Lines that hold the word "Section" should be located and copied.

■ Figure record listings ■
○ ○ ○
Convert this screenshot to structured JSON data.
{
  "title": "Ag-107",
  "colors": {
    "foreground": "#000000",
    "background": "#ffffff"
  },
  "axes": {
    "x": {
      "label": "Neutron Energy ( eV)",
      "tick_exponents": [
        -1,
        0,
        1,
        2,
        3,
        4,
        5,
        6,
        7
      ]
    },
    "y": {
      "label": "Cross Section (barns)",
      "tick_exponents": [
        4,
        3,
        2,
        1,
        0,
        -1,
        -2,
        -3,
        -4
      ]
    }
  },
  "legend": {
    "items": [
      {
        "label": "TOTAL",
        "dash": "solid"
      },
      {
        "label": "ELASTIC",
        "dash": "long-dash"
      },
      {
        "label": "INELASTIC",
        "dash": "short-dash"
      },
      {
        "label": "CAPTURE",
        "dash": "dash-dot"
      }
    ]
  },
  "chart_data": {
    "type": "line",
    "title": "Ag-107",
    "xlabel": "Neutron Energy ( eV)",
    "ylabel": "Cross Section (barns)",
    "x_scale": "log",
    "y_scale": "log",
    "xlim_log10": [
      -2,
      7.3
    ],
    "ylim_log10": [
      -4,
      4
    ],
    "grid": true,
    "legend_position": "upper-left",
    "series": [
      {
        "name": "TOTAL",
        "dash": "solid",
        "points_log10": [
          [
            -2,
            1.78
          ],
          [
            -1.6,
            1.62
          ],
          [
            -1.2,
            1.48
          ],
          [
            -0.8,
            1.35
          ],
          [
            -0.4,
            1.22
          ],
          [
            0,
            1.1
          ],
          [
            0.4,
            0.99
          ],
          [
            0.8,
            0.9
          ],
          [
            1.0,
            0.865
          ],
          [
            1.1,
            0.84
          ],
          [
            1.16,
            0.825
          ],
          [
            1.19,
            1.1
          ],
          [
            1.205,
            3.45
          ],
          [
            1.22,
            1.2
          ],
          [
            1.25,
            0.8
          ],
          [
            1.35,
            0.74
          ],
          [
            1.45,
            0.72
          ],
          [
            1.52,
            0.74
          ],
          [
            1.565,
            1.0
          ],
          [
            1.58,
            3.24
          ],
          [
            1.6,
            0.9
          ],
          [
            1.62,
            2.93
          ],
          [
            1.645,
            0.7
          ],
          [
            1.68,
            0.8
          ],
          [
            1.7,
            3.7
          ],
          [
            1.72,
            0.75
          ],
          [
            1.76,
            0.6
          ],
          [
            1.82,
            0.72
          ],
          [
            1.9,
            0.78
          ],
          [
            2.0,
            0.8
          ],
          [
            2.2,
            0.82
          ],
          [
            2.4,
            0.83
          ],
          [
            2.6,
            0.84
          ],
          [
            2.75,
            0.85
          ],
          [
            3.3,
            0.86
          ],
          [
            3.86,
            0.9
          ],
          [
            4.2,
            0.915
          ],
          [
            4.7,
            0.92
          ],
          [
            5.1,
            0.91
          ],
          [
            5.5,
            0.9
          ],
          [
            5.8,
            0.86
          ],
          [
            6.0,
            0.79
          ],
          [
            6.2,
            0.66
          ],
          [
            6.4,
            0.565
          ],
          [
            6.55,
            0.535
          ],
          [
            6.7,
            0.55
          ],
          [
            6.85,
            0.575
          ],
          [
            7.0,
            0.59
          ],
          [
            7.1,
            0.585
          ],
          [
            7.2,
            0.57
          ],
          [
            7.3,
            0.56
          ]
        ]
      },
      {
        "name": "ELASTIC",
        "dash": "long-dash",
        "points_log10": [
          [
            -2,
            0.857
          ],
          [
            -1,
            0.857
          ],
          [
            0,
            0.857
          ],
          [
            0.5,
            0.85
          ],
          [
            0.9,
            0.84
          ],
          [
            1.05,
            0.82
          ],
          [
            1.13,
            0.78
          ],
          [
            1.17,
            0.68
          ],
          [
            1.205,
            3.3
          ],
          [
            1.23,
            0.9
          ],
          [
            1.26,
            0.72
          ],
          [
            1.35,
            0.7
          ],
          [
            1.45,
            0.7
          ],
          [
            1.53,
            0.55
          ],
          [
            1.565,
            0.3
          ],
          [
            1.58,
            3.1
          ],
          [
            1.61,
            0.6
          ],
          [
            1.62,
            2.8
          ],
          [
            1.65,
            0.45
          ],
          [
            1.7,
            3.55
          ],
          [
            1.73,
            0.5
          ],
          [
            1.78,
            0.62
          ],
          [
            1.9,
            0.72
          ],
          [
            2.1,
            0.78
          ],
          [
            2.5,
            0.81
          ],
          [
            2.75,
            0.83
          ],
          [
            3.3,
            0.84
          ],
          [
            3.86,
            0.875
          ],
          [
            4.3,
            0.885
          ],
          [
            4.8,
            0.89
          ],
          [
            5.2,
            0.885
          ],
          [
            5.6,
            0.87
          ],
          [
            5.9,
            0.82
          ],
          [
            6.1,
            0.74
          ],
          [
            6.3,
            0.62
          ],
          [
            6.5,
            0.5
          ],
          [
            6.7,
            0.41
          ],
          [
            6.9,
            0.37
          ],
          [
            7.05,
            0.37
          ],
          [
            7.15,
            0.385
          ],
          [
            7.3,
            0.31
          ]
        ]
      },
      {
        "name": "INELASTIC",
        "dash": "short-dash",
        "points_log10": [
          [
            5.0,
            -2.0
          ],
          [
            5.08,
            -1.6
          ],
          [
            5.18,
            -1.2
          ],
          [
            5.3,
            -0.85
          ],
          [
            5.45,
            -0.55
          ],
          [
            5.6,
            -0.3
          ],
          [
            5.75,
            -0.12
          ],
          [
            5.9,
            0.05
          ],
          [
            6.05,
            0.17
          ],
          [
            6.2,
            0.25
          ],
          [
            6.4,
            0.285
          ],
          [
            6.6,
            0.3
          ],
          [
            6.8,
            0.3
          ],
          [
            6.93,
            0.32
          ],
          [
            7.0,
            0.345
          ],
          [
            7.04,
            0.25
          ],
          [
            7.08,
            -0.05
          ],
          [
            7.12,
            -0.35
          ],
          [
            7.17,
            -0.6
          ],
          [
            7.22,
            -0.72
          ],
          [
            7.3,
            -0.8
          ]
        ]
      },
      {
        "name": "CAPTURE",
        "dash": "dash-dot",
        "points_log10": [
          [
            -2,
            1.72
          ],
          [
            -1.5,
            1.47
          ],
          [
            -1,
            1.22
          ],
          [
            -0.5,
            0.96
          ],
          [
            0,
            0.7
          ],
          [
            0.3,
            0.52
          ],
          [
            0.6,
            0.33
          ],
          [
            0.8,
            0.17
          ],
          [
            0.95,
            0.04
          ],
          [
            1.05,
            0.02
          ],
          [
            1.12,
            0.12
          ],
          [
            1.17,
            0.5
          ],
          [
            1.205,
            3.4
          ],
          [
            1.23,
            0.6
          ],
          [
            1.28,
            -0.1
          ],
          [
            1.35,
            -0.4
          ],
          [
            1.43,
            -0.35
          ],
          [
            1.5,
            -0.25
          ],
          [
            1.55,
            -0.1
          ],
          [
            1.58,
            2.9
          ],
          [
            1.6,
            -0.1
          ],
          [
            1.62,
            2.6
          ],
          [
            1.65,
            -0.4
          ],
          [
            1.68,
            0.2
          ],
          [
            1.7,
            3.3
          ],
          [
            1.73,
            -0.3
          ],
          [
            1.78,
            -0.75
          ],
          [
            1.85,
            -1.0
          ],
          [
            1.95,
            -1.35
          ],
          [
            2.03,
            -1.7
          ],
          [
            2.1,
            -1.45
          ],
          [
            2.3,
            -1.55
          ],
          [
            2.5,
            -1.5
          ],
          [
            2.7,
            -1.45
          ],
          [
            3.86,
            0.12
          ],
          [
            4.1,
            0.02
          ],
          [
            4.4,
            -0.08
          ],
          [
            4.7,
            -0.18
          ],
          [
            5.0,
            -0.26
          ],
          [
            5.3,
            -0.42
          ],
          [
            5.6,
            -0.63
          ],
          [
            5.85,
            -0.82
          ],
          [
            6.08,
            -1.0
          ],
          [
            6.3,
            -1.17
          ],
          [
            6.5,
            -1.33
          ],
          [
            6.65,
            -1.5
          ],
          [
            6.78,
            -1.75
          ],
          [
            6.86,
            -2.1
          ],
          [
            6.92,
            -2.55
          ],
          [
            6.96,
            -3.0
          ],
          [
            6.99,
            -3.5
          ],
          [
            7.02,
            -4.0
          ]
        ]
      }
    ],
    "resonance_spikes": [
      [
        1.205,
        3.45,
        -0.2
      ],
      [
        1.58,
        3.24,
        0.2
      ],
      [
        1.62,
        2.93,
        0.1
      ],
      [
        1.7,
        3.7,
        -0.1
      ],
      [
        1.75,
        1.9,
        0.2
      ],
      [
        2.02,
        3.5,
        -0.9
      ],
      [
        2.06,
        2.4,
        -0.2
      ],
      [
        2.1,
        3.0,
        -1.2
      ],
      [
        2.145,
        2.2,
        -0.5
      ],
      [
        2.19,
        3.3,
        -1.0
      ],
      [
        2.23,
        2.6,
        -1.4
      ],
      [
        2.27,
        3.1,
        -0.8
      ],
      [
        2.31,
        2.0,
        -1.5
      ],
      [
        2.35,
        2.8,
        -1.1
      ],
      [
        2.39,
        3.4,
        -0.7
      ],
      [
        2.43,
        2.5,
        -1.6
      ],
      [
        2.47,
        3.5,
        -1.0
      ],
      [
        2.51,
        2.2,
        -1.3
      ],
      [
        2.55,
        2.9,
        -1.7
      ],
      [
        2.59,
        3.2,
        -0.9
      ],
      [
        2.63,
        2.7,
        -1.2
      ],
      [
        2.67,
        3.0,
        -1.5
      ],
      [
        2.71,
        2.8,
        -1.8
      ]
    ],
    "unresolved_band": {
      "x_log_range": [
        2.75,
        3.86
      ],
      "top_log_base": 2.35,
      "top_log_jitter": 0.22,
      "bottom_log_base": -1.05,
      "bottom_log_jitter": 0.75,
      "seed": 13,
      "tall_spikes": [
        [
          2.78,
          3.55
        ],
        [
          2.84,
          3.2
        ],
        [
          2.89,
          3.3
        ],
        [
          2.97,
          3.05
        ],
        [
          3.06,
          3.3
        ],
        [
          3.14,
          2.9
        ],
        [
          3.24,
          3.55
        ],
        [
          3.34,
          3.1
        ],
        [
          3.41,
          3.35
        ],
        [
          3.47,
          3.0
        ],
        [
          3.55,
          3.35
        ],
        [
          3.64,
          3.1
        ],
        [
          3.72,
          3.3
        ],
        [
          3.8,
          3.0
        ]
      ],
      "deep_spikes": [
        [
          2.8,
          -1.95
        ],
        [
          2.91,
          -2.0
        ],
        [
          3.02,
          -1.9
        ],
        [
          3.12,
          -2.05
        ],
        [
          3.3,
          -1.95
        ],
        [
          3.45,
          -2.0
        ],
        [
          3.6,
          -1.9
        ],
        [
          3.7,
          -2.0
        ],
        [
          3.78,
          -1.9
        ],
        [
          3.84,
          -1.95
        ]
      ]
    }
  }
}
○ ○ ○
■ Task output ■
      "label": "Cross Section (barns)",
    "ylabel": "Cross Section (barns)",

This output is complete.